[[ Passage provided, beginning ]]
Sunday, July 30, 2023

Raising awareness of Mount Sinai Beth Israel’s proposed merger with the New York Eye and Ear Infirmary

An informational rally is set for tomorrow (Monday) morning outside the New York Eye and Ear Infirmary on 14th Street and Second Avenue. 

The assembled group, including several local elected officials, health-care advocates and Local 1199 workers, will discuss the Department of Health's requirements for approval of Mount Sinai Beth-Israel's merger with the New York Eye and Ear Infirmary (NYE&EI). 

Here's some background via organizers: 
In late 2022, Mount Sinai Beth-Israel (MSBI), the parent corporation of the 200-year-old New York Eye and Ear Infirmary that serves people with hearing and vision disabilities, applied before the Public Health and Health Planning Council (PHHPC) to merge operating certificates with the Infirmary — a tactic that would enable MSBI to more easily move services out of the site and around the city, paving the way for a sale of the historic Infirmary.
Last month, the Department of Health released a letter stating its approval of the merger "would be subject to a number of contingencies and conditions, including community engagement and a commitment by MSBI to not close any NYE&EI clinical programs, change access to clinical services, or close inpatient beds." 

Organizers want to raise awareness of the situation and "hold the hospital giant accountable to the necessary stakeholder engagement and community engagement plan contingencies stipulated by the DOH." 

The rally starts at 11:30 a.m. Speakers are said to include Assemblymember Harvey Epstein, State Sen. Kristen Gonzalez and Congressman Jerry Nadler.
[[ Passage provided, end ]]
[[ Provided records, beginning ]]
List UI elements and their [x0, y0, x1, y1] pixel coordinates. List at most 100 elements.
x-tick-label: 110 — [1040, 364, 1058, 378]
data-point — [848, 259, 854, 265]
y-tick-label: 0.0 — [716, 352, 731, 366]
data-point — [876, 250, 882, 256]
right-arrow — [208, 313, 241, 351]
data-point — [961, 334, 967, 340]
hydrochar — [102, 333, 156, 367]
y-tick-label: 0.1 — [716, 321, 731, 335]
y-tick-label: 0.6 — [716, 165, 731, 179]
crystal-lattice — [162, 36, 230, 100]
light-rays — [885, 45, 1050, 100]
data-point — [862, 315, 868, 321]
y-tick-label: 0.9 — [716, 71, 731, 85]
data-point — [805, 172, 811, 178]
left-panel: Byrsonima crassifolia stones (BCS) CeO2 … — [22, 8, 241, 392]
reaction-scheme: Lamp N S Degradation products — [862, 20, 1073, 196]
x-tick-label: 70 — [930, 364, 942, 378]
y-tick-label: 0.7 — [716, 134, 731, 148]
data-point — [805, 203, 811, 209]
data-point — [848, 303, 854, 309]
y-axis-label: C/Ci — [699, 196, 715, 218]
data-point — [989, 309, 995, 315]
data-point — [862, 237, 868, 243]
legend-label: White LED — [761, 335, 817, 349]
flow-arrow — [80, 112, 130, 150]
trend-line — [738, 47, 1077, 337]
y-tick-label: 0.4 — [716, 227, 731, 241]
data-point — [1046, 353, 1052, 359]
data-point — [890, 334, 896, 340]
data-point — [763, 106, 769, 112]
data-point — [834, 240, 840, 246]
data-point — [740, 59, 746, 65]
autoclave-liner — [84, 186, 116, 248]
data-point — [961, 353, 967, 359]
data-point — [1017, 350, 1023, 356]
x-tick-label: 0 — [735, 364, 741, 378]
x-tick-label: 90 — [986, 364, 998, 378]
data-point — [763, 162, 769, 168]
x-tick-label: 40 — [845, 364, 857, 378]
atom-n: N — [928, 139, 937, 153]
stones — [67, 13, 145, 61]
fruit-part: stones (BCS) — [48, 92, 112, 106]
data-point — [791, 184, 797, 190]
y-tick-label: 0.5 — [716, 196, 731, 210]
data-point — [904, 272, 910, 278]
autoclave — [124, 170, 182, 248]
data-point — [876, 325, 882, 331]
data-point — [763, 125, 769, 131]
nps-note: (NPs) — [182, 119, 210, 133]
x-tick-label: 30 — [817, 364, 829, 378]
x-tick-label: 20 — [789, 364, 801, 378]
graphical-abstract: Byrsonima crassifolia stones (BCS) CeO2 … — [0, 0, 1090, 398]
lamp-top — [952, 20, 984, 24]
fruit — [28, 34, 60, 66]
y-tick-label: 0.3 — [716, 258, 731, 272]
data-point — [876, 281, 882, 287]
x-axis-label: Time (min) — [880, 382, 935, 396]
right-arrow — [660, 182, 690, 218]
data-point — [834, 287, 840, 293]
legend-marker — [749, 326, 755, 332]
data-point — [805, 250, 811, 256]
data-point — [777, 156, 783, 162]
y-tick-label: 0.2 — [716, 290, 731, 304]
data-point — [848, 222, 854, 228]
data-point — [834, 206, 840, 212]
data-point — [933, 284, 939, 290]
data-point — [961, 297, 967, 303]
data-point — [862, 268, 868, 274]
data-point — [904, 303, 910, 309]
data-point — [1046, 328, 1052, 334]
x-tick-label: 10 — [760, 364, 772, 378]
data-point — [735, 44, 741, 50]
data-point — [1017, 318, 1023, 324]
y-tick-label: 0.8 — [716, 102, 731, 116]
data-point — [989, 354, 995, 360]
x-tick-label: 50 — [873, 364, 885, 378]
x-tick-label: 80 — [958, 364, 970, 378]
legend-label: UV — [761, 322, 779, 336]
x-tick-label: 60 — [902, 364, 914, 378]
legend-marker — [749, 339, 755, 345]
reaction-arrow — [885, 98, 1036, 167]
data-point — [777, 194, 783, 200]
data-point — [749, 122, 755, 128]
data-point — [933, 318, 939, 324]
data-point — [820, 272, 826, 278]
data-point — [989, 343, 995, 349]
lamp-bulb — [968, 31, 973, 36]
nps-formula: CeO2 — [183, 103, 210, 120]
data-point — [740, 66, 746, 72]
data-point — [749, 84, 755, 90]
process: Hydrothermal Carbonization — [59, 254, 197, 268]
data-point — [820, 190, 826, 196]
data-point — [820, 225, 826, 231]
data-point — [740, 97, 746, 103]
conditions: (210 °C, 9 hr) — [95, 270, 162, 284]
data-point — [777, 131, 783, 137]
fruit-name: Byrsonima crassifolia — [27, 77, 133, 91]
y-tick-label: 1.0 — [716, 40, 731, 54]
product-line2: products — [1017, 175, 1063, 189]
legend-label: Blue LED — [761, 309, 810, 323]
[[ Provided records, end ]]
**Exercise**
Extract verbatim the portion of the text above about the proposed Eye and Ear Infirmary merger, starting at "Raising awareness of" and ending at "and Second Avenue.".

**Answer space**
Raising awareness of Mount Sinai Beth Israel’s proposed merger with the New York Eye and Ear Infirmary

An informational rally is set for tomorrow (Monday) morning outside the New York Eye and Ear Infirmary on 14th Street and Second Avenue.